(Data items)
((

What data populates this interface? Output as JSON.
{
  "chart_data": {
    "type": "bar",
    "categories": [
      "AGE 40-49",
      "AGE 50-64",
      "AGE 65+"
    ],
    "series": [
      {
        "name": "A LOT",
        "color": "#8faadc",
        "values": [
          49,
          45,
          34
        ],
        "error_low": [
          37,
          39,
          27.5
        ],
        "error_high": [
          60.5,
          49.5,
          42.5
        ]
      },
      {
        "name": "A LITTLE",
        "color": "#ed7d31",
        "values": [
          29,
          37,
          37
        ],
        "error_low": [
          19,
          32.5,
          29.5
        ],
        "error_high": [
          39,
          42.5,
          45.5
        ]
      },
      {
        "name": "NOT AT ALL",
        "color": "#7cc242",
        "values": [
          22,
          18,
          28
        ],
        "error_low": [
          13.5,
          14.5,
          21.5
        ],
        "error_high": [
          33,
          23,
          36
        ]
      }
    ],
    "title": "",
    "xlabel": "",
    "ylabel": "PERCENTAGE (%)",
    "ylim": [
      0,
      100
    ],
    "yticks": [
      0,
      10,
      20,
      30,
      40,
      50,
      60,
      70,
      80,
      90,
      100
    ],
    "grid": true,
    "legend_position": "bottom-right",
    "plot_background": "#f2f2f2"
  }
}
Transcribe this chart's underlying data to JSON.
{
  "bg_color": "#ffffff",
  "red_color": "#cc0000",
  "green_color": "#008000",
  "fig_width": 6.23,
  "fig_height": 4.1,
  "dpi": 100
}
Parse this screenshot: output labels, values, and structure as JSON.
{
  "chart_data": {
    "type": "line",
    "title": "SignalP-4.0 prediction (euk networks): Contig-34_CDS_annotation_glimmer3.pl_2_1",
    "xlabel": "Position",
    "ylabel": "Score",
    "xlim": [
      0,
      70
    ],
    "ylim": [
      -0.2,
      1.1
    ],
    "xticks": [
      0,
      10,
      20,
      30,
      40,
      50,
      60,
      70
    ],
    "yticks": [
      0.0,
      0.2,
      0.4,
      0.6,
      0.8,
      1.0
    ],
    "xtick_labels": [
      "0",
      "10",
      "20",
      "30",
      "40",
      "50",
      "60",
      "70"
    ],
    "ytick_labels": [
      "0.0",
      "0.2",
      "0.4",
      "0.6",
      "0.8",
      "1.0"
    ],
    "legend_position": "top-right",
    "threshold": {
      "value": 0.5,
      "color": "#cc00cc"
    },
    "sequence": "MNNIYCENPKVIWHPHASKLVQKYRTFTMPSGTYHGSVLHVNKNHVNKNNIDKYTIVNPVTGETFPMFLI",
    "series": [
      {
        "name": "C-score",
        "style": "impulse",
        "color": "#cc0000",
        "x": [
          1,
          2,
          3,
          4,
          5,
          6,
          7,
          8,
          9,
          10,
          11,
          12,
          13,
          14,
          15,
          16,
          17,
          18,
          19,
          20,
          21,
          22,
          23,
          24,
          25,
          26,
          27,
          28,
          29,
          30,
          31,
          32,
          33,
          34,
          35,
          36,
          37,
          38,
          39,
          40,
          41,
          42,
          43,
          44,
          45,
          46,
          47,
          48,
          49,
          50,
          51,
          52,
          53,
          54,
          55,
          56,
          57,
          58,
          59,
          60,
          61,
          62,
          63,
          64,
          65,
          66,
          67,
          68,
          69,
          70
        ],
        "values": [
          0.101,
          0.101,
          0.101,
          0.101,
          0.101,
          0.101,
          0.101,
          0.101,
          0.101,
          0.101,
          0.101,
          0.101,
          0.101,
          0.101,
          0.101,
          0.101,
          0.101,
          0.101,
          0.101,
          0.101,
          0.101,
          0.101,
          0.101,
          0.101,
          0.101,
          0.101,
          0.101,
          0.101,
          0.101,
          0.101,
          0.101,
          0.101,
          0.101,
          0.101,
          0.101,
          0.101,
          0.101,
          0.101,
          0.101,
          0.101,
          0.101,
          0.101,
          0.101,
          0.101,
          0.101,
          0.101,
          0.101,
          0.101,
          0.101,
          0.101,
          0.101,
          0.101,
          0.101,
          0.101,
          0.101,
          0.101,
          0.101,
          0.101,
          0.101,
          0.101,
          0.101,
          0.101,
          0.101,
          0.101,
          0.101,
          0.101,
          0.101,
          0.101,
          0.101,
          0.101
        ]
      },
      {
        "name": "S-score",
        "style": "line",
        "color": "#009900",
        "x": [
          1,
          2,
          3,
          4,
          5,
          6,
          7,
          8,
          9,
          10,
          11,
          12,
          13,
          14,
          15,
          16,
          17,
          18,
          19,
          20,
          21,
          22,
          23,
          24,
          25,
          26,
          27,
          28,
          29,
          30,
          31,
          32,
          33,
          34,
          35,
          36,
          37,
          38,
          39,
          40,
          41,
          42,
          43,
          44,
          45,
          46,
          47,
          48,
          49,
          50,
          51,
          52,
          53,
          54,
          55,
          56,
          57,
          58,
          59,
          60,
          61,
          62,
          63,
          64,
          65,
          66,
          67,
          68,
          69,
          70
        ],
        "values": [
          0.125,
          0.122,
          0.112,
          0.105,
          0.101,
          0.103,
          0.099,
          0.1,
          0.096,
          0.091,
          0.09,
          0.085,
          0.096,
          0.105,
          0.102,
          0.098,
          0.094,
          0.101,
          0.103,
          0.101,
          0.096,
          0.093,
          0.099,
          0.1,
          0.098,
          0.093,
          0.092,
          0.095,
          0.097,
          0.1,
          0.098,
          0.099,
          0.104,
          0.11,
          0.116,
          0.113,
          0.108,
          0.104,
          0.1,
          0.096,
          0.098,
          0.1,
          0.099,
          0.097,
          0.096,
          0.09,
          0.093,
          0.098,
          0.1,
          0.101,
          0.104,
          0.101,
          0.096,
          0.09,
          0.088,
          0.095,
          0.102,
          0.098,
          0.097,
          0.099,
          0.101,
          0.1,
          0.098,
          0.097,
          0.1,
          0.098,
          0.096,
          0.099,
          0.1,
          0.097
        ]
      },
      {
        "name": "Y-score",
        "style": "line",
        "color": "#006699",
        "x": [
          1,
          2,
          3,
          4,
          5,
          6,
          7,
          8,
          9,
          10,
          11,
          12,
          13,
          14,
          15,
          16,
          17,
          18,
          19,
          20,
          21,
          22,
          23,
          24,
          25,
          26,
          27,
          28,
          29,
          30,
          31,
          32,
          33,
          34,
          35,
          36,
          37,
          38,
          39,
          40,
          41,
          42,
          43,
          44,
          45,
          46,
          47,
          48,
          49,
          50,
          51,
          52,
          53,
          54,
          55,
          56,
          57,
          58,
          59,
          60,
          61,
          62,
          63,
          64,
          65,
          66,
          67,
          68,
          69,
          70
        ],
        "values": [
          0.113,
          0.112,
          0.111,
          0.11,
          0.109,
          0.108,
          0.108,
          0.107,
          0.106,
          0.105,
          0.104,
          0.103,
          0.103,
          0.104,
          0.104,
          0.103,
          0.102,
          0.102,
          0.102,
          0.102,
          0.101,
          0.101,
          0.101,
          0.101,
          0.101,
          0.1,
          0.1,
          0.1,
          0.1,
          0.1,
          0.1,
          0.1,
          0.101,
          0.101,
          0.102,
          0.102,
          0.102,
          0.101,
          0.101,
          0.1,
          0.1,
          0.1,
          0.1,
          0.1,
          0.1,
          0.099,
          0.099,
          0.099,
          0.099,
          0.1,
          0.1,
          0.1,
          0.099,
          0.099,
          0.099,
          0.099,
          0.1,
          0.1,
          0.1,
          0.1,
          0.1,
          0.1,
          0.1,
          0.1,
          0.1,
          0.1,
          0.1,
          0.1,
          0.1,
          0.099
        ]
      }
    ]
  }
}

))

Identify each line holding the string "this", and copy it out.

What data populates this interface? Output as JSON.
Transcribe this chart's underlying data to JSON.
Parse this screenshot: output labels, values, and structure as JSON.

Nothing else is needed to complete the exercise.